== Instruction ==
Here are some records; return them all exactly.
◇ ◇ ◇ ◇ ◇ ◇ ◇
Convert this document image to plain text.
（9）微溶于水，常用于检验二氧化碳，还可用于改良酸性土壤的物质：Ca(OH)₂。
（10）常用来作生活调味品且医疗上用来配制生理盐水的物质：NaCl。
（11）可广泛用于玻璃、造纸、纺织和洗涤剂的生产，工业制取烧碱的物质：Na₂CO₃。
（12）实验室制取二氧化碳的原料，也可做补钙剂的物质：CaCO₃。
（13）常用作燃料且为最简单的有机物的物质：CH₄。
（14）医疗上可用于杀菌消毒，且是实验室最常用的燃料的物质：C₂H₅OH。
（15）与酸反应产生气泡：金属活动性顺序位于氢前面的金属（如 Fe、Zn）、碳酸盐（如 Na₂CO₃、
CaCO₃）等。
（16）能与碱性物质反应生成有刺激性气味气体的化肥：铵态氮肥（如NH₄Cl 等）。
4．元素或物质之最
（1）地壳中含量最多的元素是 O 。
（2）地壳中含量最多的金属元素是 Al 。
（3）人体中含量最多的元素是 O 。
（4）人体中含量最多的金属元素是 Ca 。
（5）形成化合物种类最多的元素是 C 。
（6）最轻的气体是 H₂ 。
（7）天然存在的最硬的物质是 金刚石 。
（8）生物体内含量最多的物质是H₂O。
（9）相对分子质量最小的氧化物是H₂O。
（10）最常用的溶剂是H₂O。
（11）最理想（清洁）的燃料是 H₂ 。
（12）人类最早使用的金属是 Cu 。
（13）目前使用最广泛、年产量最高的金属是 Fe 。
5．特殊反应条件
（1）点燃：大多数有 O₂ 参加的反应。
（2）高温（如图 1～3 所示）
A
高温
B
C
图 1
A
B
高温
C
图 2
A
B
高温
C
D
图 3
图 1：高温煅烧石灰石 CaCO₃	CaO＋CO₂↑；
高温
◇ ◇ ◇ ◇ ◇ ◇ ◇
== Output for this exercise ==
Convert this document image to plain text.
（9）微溶于水，常用于检验二氧化碳，还可用于改良酸性土壤的物质：Ca(OH)₂。
（10）常用来作生活调味品且医疗上用来配制生理盐水的物质：NaCl。
（11）可广泛用于玻璃、造纸、纺织和洗涤剂的生产，工业制取烧碱的物质：Na₂CO₃。
（12）实验室制取二氧化碳的原料，也可做补钙剂的物质：CaCO₃。
（13）常用作燃料且为最简单的有机物的物质：CH₄。
（14）医疗上可用于杀菌消毒，且是实验室最常用的燃料的物质：C₂H₅OH。
（15）与酸反应产生气泡：金属活动性顺序位于氢前面的金属（如 Fe、Zn）、碳酸盐（如 Na₂CO₃、
CaCO₃）等。
（16）能与碱性物质反应生成有刺激性气味气体的化肥：铵态氮肥（如NH₄Cl 等）。
4．元素或物质之最
（1）地壳中含量最多的元素是 O 。
（2）地壳中含量最多的金属元素是 Al 。
（3）人体中含量最多的元素是 O 。
（4）人体中含量最多的金属元素是 Ca 。
（5）形成化合物种类最多的元素是 C 。
（6）最轻的气体是 H₂ 。
（7）天然存在的最硬的物质是 金刚石 。
（8）生物体内含量最多的物质是H₂O。
（9）相对分子质量最小的氧化物是H₂O。
（10）最常用的溶剂是H₂O。
（11）最理想（清洁）的燃料是 H₂ 。
（12）人类最早使用的金属是 Cu 。
（13）目前使用最广泛、年产量最高的金属是 Fe 。
5．特殊反应条件
（1）点燃：大多数有 O₂ 参加的反应。
（2）高温（如图 1～3 所示）
A
高温
B
C
图 1
A
B
高温
C
图 2
A
B
高温
C
D
图 3
图 1：高温煅烧石灰石 CaCO₃	CaO＋CO₂↑；
高温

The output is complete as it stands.